* PROMPT *
Repeat every record below exactly as written.

* DATASET EXTRACT *
********

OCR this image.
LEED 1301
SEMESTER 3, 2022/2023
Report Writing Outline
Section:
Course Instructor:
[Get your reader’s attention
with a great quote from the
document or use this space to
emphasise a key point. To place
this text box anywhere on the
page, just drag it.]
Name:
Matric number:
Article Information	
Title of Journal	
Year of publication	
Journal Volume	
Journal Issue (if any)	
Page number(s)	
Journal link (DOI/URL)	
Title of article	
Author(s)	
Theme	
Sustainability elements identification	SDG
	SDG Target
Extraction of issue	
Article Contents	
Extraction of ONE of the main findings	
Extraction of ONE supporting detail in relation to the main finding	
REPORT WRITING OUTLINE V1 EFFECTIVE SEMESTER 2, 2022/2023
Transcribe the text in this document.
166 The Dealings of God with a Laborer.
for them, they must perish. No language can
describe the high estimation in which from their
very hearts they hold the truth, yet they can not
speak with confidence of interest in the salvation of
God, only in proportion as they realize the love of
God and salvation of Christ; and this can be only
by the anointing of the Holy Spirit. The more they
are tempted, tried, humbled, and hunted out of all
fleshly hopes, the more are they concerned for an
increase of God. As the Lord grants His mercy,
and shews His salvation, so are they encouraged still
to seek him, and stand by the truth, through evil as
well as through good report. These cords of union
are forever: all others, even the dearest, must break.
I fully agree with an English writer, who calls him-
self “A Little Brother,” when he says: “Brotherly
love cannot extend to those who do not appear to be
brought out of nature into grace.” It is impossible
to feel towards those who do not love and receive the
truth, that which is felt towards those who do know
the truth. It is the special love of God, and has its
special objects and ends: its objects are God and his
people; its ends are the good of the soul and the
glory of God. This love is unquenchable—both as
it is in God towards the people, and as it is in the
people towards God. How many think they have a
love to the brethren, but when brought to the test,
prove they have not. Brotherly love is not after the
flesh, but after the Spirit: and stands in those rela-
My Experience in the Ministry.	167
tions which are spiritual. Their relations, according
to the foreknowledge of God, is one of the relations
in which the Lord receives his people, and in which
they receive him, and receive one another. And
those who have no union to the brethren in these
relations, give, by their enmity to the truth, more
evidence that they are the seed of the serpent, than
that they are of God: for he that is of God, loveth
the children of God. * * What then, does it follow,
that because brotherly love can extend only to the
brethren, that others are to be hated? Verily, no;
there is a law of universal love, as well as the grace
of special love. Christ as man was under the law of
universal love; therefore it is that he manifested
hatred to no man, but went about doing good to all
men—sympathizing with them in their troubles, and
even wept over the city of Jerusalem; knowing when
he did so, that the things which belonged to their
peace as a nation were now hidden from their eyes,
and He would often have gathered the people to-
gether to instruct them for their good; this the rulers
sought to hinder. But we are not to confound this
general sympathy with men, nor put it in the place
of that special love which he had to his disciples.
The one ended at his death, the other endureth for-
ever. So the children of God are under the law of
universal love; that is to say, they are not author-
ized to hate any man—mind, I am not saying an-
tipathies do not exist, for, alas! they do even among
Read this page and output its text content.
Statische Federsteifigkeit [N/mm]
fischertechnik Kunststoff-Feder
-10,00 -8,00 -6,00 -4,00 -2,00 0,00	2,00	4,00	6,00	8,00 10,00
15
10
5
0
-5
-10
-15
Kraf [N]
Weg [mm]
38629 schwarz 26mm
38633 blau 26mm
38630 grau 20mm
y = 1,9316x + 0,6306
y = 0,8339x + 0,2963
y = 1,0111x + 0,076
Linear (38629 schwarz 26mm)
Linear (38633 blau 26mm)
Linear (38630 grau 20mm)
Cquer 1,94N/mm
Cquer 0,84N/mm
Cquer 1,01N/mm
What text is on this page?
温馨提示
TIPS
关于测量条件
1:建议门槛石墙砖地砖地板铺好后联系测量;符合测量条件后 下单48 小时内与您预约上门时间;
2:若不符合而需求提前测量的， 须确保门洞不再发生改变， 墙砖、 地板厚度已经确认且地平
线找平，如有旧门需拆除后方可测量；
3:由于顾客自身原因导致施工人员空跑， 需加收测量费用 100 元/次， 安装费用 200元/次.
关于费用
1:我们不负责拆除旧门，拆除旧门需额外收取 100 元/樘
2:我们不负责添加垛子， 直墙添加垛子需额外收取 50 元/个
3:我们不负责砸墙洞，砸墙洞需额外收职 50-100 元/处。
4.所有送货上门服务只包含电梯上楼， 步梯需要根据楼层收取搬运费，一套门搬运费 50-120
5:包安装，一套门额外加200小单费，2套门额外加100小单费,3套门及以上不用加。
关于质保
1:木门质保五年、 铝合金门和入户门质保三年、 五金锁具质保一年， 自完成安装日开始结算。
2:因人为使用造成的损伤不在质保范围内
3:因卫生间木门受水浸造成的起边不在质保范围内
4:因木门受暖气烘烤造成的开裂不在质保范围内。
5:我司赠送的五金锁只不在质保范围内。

********

* SOLUTION TO THIS TASK *
OCR this image.
LEED 1301
SEMESTER 3, 2022/2023
Report Writing Outline
Section:
Course Instructor:
[Get your reader’s attention
with a great quote from the
document or use this space to
emphasise a key point. To place
this text box anywhere on the
page, just drag it.]
Name:
Matric number:
Article Information	
Title of Journal	
Year of publication	
Journal Volume	
Journal Issue (if any)	
Page number(s)	
Journal link (DOI/URL)	
Title of article	
Author(s)	
Theme	
Sustainability elements identification	SDG
	SDG Target
Extraction of issue	
Article Contents	
Extraction of ONE of the main findings	
Extraction of ONE supporting detail in relation to the main finding	
REPORT WRITING OUTLINE V1 EFFECTIVE SEMESTER 2, 2022/2023
Transcribe the text in this document.
166 The Dealings of God with a Laborer.
for them, they must perish. No language can
describe the high estimation in which from their
very hearts they hold the truth, yet they can not
speak with confidence of interest in the salvation of
God, only in proportion as they realize the love of
God and salvation of Christ; and this can be only
by the anointing of the Holy Spirit. The more they
are tempted, tried, humbled, and hunted out of all
fleshly hopes, the more are they concerned for an
increase of God. As the Lord grants His mercy,
and shews His salvation, so are they encouraged still
to seek him, and stand by the truth, through evil as
well as through good report. These cords of union
are forever: all others, even the dearest, must break.
I fully agree with an English writer, who calls him-
self “A Little Brother,” when he says: “Brotherly
love cannot extend to those who do not appear to be
brought out of nature into grace.” It is impossible
to feel towards those who do not love and receive the
truth, that which is felt towards those who do know
the truth. It is the special love of God, and has its
special objects and ends: its objects are God and his
people; its ends are the good of the soul and the
glory of God. This love is unquenchable—both as
it is in God towards the people, and as it is in the
people towards God. How many think they have a
love to the brethren, but when brought to the test,
prove they have not. Brotherly love is not after the
flesh, but after the Spirit: and stands in those rela-
My Experience in the Ministry.	167
tions which are spiritual. Their relations, according
to the foreknowledge of God, is one of the relations
in which the Lord receives his people, and in which
they receive him, and receive one another. And
those who have no union to the brethren in these
relations, give, by their enmity to the truth, more
evidence that they are the seed of the serpent, than
that they are of God: for he that is of God, loveth
the children of God. * * What then, does it follow,
that because brotherly love can extend only to the
brethren, that others are to be hated? Verily, no;
there is a law of universal love, as well as the grace
of special love. Christ as man was under the law of
universal love; therefore it is that he manifested
hatred to no man, but went about doing good to all
men—sympathizing with them in their troubles, and
even wept over the city of Jerusalem; knowing when
he did so, that the things which belonged to their
peace as a nation were now hidden from their eyes,
and He would often have gathered the people to-
gether to instruct them for their good; this the rulers
sought to hinder. But we are not to confound this
general sympathy with men, nor put it in the place
of that special love which he had to his disciples.
The one ended at his death, the other endureth for-
ever. So the children of God are under the law of
universal love; that is to say, they are not author-
ized to hate any man—mind, I am not saying an-
tipathies do not exist, for, alas! they do even among
Read this page and output its text content.
Statische Federsteifigkeit [N/mm]
fischertechnik Kunststoff-Feder
-10,00 -8,00 -6,00 -4,00 -2,00 0,00	2,00	4,00	6,00	8,00 10,00
15
10
5
0
-5
-10
-15
Kraf [N]
Weg [mm]
38629 schwarz 26mm
38633 blau 26mm
38630 grau 20mm
y = 1,9316x + 0,6306
y = 0,8339x + 0,2963
y = 1,0111x + 0,076
Linear (38629 schwarz 26mm)
Linear (38633 blau 26mm)
Linear (38630 grau 20mm)
Cquer 1,94N/mm
Cquer 0,84N/mm
Cquer 1,01N/mm
What text is on this page?
温馨提示
TIPS
关于测量条件
1:建议门槛石墙砖地砖地板铺好后联系测量;符合测量条件后 下单48 小时内与您预约上门时间;
2:若不符合而需求提前测量的， 须确保门洞不再发生改变， 墙砖、 地板厚度已经确认且地平
线找平，如有旧门需拆除后方可测量；
3:由于顾客自身原因导致施工人员空跑， 需加收测量费用 100 元/次， 安装费用 200元/次.
关于费用
1:我们不负责拆除旧门，拆除旧门需额外收取 100 元/樘
2:我们不负责添加垛子， 直墙添加垛子需额外收取 50 元/个
3:我们不负责砸墙洞，砸墙洞需额外收职 50-100 元/处。
4.所有送货上门服务只包含电梯上楼， 步梯需要根据楼层收取搬运费，一套门搬运费 50-120
5:包安装，一套门额外加200小单费，2套门额外加100小单费,3套门及以上不用加。
关于质保
1:木门质保五年、 铝合金门和入户门质保三年、 五金锁具质保一年， 自完成安装日开始结算。
2:因人为使用造成的损伤不在质保范围内
3:因卫生间木门受水浸造成的起边不在质保范围内
4:因木门受暖气烘烤造成的开裂不在质保范围内。
5:我司赠送的五金锁只不在质保范围内。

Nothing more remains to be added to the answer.